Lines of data

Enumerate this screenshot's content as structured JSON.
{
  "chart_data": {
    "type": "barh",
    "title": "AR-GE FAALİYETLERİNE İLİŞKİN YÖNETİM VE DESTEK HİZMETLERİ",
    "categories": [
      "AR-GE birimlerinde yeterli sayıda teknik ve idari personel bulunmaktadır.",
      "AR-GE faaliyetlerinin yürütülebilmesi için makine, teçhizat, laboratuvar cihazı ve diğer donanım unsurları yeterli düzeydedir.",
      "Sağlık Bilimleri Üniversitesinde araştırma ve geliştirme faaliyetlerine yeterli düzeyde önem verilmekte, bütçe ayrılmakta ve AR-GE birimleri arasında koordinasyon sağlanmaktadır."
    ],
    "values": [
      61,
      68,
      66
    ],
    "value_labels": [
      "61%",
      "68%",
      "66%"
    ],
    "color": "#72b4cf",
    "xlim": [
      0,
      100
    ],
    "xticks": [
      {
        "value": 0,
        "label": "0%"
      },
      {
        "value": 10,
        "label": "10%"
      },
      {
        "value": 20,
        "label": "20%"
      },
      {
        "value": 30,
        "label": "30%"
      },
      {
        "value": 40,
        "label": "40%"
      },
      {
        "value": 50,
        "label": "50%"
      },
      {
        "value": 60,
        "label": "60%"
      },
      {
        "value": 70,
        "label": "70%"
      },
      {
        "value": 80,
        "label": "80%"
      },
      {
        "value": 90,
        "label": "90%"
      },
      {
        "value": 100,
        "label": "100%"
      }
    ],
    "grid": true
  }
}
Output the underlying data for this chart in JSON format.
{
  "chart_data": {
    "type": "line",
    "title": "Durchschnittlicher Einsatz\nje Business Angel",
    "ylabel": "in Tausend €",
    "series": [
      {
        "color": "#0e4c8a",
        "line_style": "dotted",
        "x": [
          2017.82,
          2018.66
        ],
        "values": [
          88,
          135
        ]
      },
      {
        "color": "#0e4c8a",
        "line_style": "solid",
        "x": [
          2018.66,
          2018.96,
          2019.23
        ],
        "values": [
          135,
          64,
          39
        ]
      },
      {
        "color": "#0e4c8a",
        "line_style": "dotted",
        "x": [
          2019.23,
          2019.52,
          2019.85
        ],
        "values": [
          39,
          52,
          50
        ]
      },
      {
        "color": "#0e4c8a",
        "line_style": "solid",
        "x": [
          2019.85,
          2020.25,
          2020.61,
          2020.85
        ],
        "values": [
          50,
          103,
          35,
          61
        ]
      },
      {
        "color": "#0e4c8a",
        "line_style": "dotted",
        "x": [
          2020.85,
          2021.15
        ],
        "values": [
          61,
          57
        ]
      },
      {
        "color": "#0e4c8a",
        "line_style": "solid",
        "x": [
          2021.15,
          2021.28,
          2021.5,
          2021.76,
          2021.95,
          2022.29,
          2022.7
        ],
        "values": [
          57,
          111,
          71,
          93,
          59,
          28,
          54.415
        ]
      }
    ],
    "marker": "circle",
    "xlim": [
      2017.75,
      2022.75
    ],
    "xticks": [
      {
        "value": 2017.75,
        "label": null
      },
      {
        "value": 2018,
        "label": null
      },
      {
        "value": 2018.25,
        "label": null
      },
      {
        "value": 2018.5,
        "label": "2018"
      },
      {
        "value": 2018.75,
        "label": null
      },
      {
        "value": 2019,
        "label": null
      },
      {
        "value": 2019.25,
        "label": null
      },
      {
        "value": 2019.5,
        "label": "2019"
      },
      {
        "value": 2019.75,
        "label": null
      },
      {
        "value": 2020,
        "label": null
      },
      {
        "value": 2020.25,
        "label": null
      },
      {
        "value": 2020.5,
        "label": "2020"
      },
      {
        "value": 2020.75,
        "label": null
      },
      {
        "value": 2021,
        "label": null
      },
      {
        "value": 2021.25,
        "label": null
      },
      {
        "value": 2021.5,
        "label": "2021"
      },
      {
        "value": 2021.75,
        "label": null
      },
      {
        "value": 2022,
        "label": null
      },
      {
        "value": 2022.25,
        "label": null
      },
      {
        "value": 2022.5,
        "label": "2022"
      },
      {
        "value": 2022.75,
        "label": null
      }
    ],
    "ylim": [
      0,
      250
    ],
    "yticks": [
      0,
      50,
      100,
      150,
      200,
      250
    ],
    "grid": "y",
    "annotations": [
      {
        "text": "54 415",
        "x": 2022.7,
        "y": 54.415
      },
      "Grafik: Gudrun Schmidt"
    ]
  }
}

What is expected — Transcribe the entire listing above precisely.

Result below —
Enumerate this screenshot's content as structured JSON.
{
  "chart_data": {
    "type": "barh",
    "title": "AR-GE FAALİYETLERİNE İLİŞKİN YÖNETİM VE DESTEK HİZMETLERİ",
    "categories": [
      "AR-GE birimlerinde yeterli sayıda teknik ve idari personel bulunmaktadır.",
      "AR-GE faaliyetlerinin yürütülebilmesi için makine, teçhizat, laboratuvar cihazı ve diğer donanım unsurları yeterli düzeydedir.",
      "Sağlık Bilimleri Üniversitesinde araştırma ve geliştirme faaliyetlerine yeterli düzeyde önem verilmekte, bütçe ayrılmakta ve AR-GE birimleri arasında koordinasyon sağlanmaktadır."
    ],
    "values": [
      61,
      68,
      66
    ],
    "value_labels": [
      "61%",
      "68%",
      "66%"
    ],
    "color": "#72b4cf",
    "xlim": [
      0,
      100
    ],
    "xticks": [
      {
        "value": 0,
        "label": "0%"
      },
      {
        "value": 10,
        "label": "10%"
      },
      {
        "value": 20,
        "label": "20%"
      },
      {
        "value": 30,
        "label": "30%"
      },
      {
        "value": 40,
        "label": "40%"
      },
      {
        "value": 50,
        "label": "50%"
      },
      {
        "value": 60,
        "label": "60%"
      },
      {
        "value": 70,
        "label": "70%"
      },
      {
        "value": 80,
        "label": "80%"
      },
      {
        "value": 90,
        "label": "90%"
      },
      {
        "value": 100,
        "label": "100%"
      }
    ],
    "grid": true
  }
}
Output the underlying data for this chart in JSON format.
{
  "chart_data": {
    "type": "line",
    "title": "Durchschnittlicher Einsatz\nje Business Angel",
    "ylabel": "in Tausend €",
    "series": [
      {
        "color": "#0e4c8a",
        "line_style": "dotted",
        "x": [
          2017.82,
          2018.66
        ],
        "values": [
          88,
          135
        ]
      },
      {
        "color": "#0e4c8a",
        "line_style": "solid",
        "x": [
          2018.66,
          2018.96,
          2019.23
        ],
        "values": [
          135,
          64,
          39
        ]
      },
      {
        "color": "#0e4c8a",
        "line_style": "dotted",
        "x": [
          2019.23,
          2019.52,
          2019.85
        ],
        "values": [
          39,
          52,
          50
        ]
      },
      {
        "color": "#0e4c8a",
        "line_style": "solid",
        "x": [
          2019.85,
          2020.25,
          2020.61,
          2020.85
        ],
        "values": [
          50,
          103,
          35,
          61
        ]
      },
      {
        "color": "#0e4c8a",
        "line_style": "dotted",
        "x": [
          2020.85,
          2021.15
        ],
        "values": [
          61,
          57
        ]
      },
      {
        "color": "#0e4c8a",
        "line_style": "solid",
        "x": [
          2021.15,
          2021.28,
          2021.5,
          2021.76,
          2021.95,
          2022.29,
          2022.7
        ],
        "values": [
          57,
          111,
          71,
          93,
          59,
          28,
          54.415
        ]
      }
    ],
    "marker": "circle",
    "xlim": [
      2017.75,
      2022.75
    ],
    "xticks": [
      {
        "value": 2017.75,
        "label": null
      },
      {
        "value": 2018,
        "label": null
      },
      {
        "value": 2018.25,
        "label": null
      },
      {
        "value": 2018.5,
        "label": "2018"
      },
      {
        "value": 2018.75,
        "label": null
      },
      {
        "value": 2019,
        "label": null
      },
      {
        "value": 2019.25,
        "label": null
      },
      {
        "value": 2019.5,
        "label": "2019"
      },
      {
        "value": 2019.75,
        "label": null
      },
      {
        "value": 2020,
        "label": null
      },
      {
        "value": 2020.25,
        "label": null
      },
      {
        "value": 2020.5,
        "label": "2020"
      },
      {
        "value": 2020.75,
        "label": null
      },
      {
        "value": 2021,
        "label": null
      },
      {
        "value": 2021.25,
        "label": null
      },
      {
        "value": 2021.5,
        "label": "2021"
      },
      {
        "value": 2021.75,
        "label": null
      },
      {
        "value": 2022,
        "label": null
      },
      {
        "value": 2022.25,
        "label": null
      },
      {
        "value": 2022.5,
        "label": "2022"
      },
      {
        "value": 2022.75,
        "label": null
      }
    ],
    "ylim": [
      0,
      250
    ],
    "yticks": [
      0,
      50,
      100,
      150,
      200,
      250
    ],
    "grid": "y",
    "annotations": [
      {
        "text": "54 415",
        "x": 2022.7,
        "y": 54.415
      },
      "Grafik: Gudrun Schmidt"
    ]
  }
}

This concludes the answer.